▶ **Задания**:
#1 Согласуются ли с отрывком о семье и дочерях эти утверждения: (а) младшую дочь назвали Леной; (б) днем в ресторане «Большой Урал» обычно было много народу; (в) обе дочери учились на пятерки? На каждое ответьте «да» или «нет» и точно приведите решающие слова из отрывка.
#2 Куда, согласно отрывку о семье, рассказчик однажды поехал в отпуск один?
#3 Выпишите из отрывка о семье все имена, которыми там называют жену и дочерей, каждую форму имени отдельно.

▶ **Выбранный отрывок**:
Меньше чем через год отвез жену в роддом. Хотел, конечно, парня, а родилась дочь. Но я был доволен, назвали девочку Леной. Ходили с ребятами к роддому, кидали в окно цветы. Потом вернулись в общежитие, отметили это событие, ужин был веселый. Через два года с небольшим опять повез Наю в роддом. Хотя я человек не суеверный, но выполнил все, что требовали обычаи: и топор под подушку положил, и фуражку. Мои друзья предсказывали, что теперь точно родится мальчик. Не помогли никакие приметы, родилась еще одна дочка - Татьяна. Очень мягкий, улыбчивый ребенок, по характеру, пожалуй, больше в мать, а старшая в меня.
Я, честно признаюсь, подробности того времени не помню. Как они пошли, как заговорили, как в редкие минуты я их пытался воспитывать, поскольку работал чуть ли не сутками и встречались мы только в воскресенье, во второй половине дня, - у нас был общий обед. А когда дочки стали постарше, мы устраивали себе праздники и ходили обедать в ресторан, чем доставляли им огромную радость. Днем в ресторане "Большой Урал" народу обычно было мало. Мы заказывали обед с мороженым, что для Ленки и Танюхи было особенно важно.
Вроде я их и не воспитывал специально, но относились ко мне девочки как-то по-особенному, ласково и нежно, им хотелось сделать так, чтобы я был доволен. Обе учились на пятерки, я им сразу сказал, когда они в школу пошли, что четверка - это не оценка. Обе старались, и в общем каких-то особых сложностей в их воспитании не было. Конечно, возникали трудности чисто житейские, иногда не хватало того, другого, третьего, были бессонные ночи, когда кто-то болел, - но это обычная, нормальная жизнь.
Отпуск мы всегда с женой проводили вместе, всю жизнь. Однажды, помню, я уехал в Кисловодск один, девочек брать с собой еще было рано, Ная осталась с ними. Но уже через пять дней я шлю телеграмму: "Немедленно выезжай, не могу". Ная как-то пристроила девчонок, прилетела. И я сразу успокоился, а то места себе не находил. Сняли мы частную квартиру для Наи и опять были все время вместе. Когда дочкам исполнилось по 6 и 8 лет, мы все четверо провели отпуск в лесу, на берегу озера, в палатке. Пожалуй, это был самый лучший, самый запомнившийся отдых...

▶ **Материал**:

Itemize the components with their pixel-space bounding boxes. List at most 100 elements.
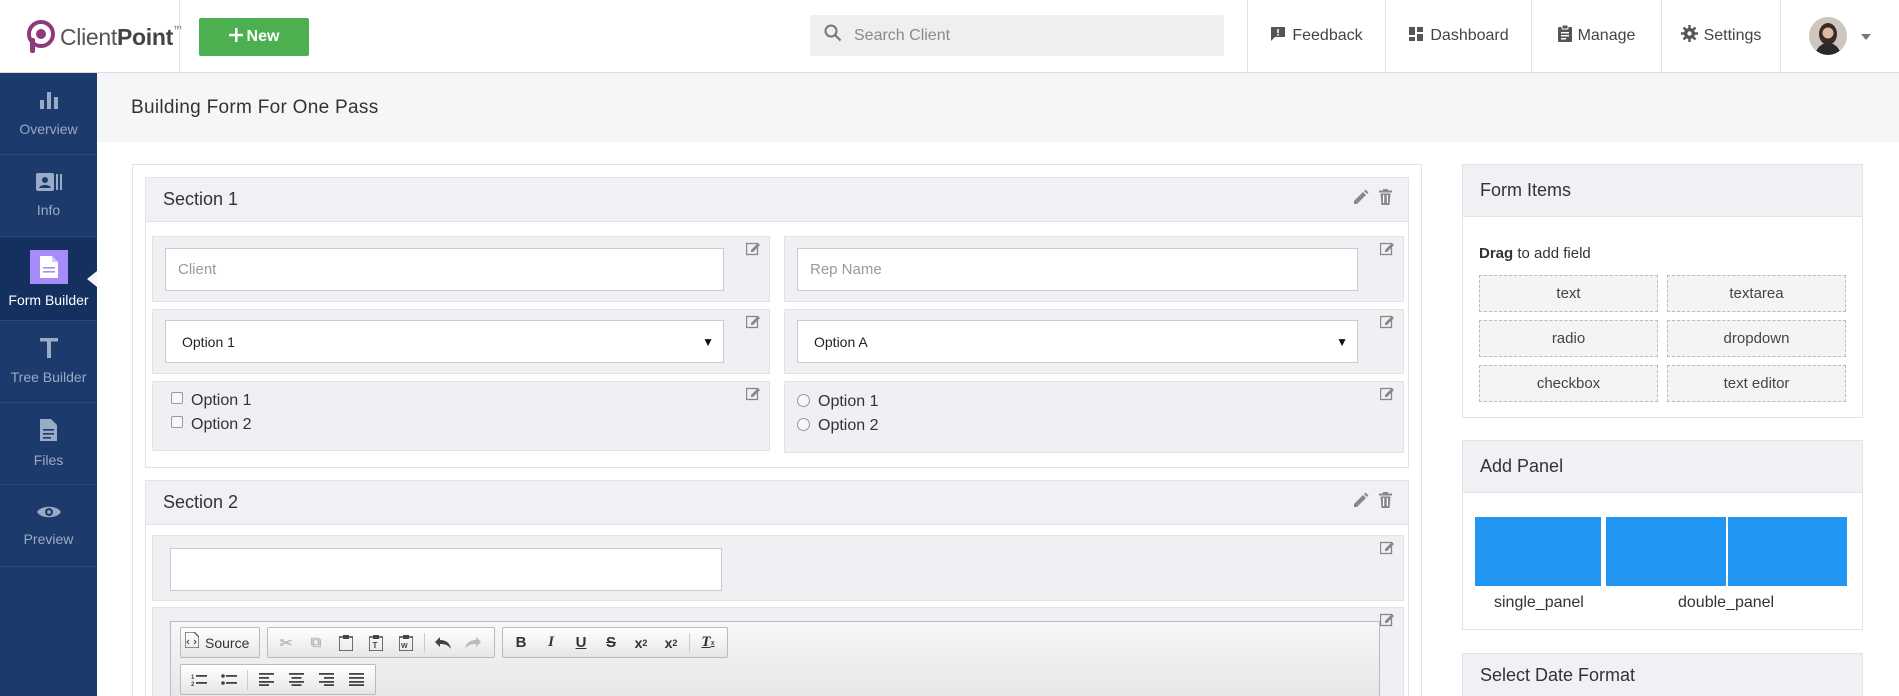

▶ **Ответы**:
#1
(а) Нет: «родилась еще одна дочка - Татьяна».
(б) Нет: «народу обычно было мало».
(в) Да: «Обе учились на пятерки».

#2 В Кисловодск.

#3 Лена, Ная, Татьяна, Ленка, Танюха.